__The exercise__
Will you transcribe the entries that follow, exactly and in full?

[Part of a data file]
┄┄┄┄┄┄┄┄┄┄

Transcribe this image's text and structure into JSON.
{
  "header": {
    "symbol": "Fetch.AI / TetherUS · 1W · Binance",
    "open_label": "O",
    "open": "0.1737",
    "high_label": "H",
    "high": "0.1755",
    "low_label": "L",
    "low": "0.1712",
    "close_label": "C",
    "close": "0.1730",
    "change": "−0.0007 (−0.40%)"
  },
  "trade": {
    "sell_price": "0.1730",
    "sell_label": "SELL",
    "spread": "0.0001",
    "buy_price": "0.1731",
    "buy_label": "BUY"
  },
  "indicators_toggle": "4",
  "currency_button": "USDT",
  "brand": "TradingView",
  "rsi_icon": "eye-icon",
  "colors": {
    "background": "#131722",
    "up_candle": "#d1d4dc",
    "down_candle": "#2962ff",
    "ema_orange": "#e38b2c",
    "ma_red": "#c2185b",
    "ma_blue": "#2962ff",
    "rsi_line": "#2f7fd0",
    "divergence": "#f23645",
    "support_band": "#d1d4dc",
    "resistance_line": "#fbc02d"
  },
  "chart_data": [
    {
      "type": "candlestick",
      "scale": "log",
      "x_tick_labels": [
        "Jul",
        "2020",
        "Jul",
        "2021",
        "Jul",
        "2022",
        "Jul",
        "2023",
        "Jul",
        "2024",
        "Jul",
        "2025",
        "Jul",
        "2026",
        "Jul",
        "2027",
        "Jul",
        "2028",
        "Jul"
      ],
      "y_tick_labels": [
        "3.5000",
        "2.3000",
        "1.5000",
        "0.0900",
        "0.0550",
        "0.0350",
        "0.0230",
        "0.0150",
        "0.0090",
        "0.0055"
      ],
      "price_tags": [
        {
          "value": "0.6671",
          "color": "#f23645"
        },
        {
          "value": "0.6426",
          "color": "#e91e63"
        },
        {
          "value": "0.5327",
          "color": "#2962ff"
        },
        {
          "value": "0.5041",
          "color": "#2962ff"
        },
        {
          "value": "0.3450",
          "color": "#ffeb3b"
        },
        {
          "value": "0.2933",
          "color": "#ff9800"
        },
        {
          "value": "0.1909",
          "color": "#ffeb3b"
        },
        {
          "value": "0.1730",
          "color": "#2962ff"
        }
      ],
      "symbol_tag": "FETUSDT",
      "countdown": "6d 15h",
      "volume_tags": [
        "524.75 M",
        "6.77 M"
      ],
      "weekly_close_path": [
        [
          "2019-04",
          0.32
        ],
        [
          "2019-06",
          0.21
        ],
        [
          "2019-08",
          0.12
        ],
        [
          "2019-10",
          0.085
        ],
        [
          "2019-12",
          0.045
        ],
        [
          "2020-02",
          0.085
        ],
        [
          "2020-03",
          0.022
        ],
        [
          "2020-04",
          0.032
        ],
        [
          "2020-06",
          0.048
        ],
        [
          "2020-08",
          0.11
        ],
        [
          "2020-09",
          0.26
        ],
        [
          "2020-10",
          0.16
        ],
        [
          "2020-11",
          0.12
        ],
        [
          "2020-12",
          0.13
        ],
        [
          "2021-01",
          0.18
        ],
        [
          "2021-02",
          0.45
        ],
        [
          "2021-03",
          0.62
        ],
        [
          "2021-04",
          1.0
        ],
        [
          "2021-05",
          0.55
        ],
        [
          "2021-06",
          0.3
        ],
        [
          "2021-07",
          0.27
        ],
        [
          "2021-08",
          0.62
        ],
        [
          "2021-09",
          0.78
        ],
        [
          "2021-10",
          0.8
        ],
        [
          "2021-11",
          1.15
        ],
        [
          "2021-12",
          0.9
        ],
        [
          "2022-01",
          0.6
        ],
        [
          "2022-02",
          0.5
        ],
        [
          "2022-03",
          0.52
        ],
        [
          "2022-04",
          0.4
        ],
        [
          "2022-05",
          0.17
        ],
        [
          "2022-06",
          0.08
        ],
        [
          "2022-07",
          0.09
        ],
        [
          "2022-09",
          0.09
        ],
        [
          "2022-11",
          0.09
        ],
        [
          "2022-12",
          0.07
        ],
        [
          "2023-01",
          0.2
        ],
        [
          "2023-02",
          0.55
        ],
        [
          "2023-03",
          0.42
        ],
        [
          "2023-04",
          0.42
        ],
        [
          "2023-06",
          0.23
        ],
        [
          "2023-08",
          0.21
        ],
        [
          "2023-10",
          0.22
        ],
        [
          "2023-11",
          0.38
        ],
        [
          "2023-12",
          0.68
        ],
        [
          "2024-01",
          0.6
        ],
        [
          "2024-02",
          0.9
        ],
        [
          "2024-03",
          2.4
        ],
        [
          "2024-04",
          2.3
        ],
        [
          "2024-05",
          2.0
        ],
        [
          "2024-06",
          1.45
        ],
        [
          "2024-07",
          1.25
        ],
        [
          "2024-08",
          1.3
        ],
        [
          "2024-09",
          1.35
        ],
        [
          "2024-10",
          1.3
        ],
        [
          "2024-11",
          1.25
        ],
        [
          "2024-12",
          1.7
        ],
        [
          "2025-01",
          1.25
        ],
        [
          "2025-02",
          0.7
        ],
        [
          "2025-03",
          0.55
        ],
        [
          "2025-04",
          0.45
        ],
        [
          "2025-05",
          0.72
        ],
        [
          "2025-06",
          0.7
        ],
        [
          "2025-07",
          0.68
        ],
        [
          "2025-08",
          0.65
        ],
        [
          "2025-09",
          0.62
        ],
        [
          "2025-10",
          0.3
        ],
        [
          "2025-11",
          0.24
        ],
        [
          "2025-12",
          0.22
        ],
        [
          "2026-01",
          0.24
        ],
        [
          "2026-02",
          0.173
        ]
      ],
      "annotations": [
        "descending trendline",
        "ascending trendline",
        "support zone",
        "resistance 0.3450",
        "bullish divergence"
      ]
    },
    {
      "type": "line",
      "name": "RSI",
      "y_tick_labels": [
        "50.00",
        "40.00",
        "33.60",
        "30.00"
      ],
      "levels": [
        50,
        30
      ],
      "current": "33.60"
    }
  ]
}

┄┄┄┄┄┄┄┄┄┄

__Response below__
Transcribe this image's text and structure into JSON.
{
  "header": {
    "symbol": "Fetch.AI / TetherUS · 1W · Binance",
    "open_label": "O",
    "open": "0.1737",
    "high_label": "H",
    "high": "0.1755",
    "low_label": "L",
    "low": "0.1712",
    "close_label": "C",
    "close": "0.1730",
    "change": "−0.0007 (−0.40%)"
  },
  "trade": {
    "sell_price": "0.1730",
    "sell_label": "SELL",
    "spread": "0.0001",
    "buy_price": "0.1731",
    "buy_label": "BUY"
  },
  "indicators_toggle": "4",
  "currency_button": "USDT",
  "brand": "TradingView",
  "rsi_icon": "eye-icon",
  "colors": {
    "background": "#131722",
    "up_candle": "#d1d4dc",
    "down_candle": "#2962ff",
    "ema_orange": "#e38b2c",
    "ma_red": "#c2185b",
    "ma_blue": "#2962ff",
    "rsi_line": "#2f7fd0",
    "divergence": "#f23645",
    "support_band": "#d1d4dc",
    "resistance_line": "#fbc02d"
  },
  "chart_data": [
    {
      "type": "candlestick",
      "scale": "log",
      "x_tick_labels": [
        "Jul",
        "2020",
        "Jul",
        "2021",
        "Jul",
        "2022",
        "Jul",
        "2023",
        "Jul",
        "2024",
        "Jul",
        "2025",
        "Jul",
        "2026",
        "Jul",
        "2027",
        "Jul",
        "2028",
        "Jul"
      ],
      "y_tick_labels": [
        "3.5000",
        "2.3000",
        "1.5000",
        "0.0900",
        "0.0550",
        "0.0350",
        "0.0230",
        "0.0150",
        "0.0090",
        "0.0055"
      ],
      "price_tags": [
        {
          "value": "0.6671",
          "color": "#f23645"
        },
        {
          "value": "0.6426",
          "color": "#e91e63"
        },
        {
          "value": "0.5327",
          "color": "#2962ff"
        },
        {
          "value": "0.5041",
          "color": "#2962ff"
        },
        {
          "value": "0.3450",
          "color": "#ffeb3b"
        },
        {
          "value": "0.2933",
          "color": "#ff9800"
        },
        {
          "value": "0.1909",
          "color": "#ffeb3b"
        },
        {
          "value": "0.1730",
          "color": "#2962ff"
        }
      ],
      "symbol_tag": "FETUSDT",
      "countdown": "6d 15h",
      "volume_tags": [
        "524.75 M",
        "6.77 M"
      ],
      "weekly_close_path": [
        [
          "2019-04",
          0.32
        ],
        [
          "2019-06",
          0.21
        ],
        [
          "2019-08",
          0.12
        ],
        [
          "2019-10",
          0.085
        ],
        [
          "2019-12",
          0.045
        ],
        [
          "2020-02",
          0.085
        ],
        [
          "2020-03",
          0.022
        ],
        [
          "2020-04",
          0.032
        ],
        [
          "2020-06",
          0.048
        ],
        [
          "2020-08",
          0.11
        ],
        [
          "2020-09",
          0.26
        ],
        [
          "2020-10",
          0.16
        ],
        [
          "2020-11",
          0.12
        ],
        [
          "2020-12",
          0.13
        ],
        [
          "2021-01",
          0.18
        ],
        [
          "2021-02",
          0.45
        ],
        [
          "2021-03",
          0.62
        ],
        [
          "2021-04",
          1.0
        ],
        [
          "2021-05",
          0.55
        ],
        [
          "2021-06",
          0.3
        ],
        [
          "2021-07",
          0.27
        ],
        [
          "2021-08",
          0.62
        ],
        [
          "2021-09",
          0.78
        ],
        [
          "2021-10",
          0.8
        ],
        [
          "2021-11",
          1.15
        ],
        [
          "2021-12",
          0.9
        ],
        [
          "2022-01",
          0.6
        ],
        [
          "2022-02",
          0.5
        ],
        [
          "2022-03",
          0.52
        ],
        [
          "2022-04",
          0.4
        ],
        [
          "2022-05",
          0.17
        ],
        [
          "2022-06",
          0.08
        ],
        [
          "2022-07",
          0.09
        ],
        [
          "2022-09",
          0.09
        ],
        [
          "2022-11",
          0.09
        ],
        [
          "2022-12",
          0.07
        ],
        [
          "2023-01",
          0.2
        ],
        [
          "2023-02",
          0.55
        ],
        [
          "2023-03",
          0.42
        ],
        [
          "2023-04",
          0.42
        ],
        [
          "2023-06",
          0.23
        ],
        [
          "2023-08",
          0.21
        ],
        [
          "2023-10",
          0.22
        ],
        [
          "2023-11",
          0.38
        ],
        [
          "2023-12",
          0.68
        ],
        [
          "2024-01",
          0.6
        ],
        [
          "2024-02",
          0.9
        ],
        [
          "2024-03",
          2.4
        ],
        [
          "2024-04",
          2.3
        ],
        [
          "2024-05",
          2.0
        ],
        [
          "2024-06",
          1.45
        ],
        [
          "2024-07",
          1.25
        ],
        [
          "2024-08",
          1.3
        ],
        [
          "2024-09",
          1.35
        ],
        [
          "2024-10",
          1.3
        ],
        [
          "2024-11",
          1.25
        ],
        [
          "2024-12",
          1.7
        ],
        [
          "2025-01",
          1.25
        ],
        [
          "2025-02",
          0.7
        ],
        [
          "2025-03",
          0.55
        ],
        [
          "2025-04",
          0.45
        ],
        [
          "2025-05",
          0.72
        ],
        [
          "2025-06",
          0.7
        ],
        [
          "2025-07",
          0.68
        ],
        [
          "2025-08",
          0.65
        ],
        [
          "2025-09",
          0.62
        ],
        [
          "2025-10",
          0.3
        ],
        [
          "2025-11",
          0.24
        ],
        [
          "2025-12",
          0.22
        ],
        [
          "2026-01",
          0.24
        ],
        [
          "2026-02",
          0.173
        ]
      ],
      "annotations": [
        "descending trendline",
        "ascending trendline",
        "support zone",
        "resistance 0.3450",
        "bullish divergence"
      ]
    },
    {
      "type": "line",
      "name": "RSI",
      "y_tick_labels": [
        "50.00",
        "40.00",
        "33.60",
        "30.00"
      ],
      "levels": [
        50,
        30
      ],
      "current": "33.60"
    }
  ]
}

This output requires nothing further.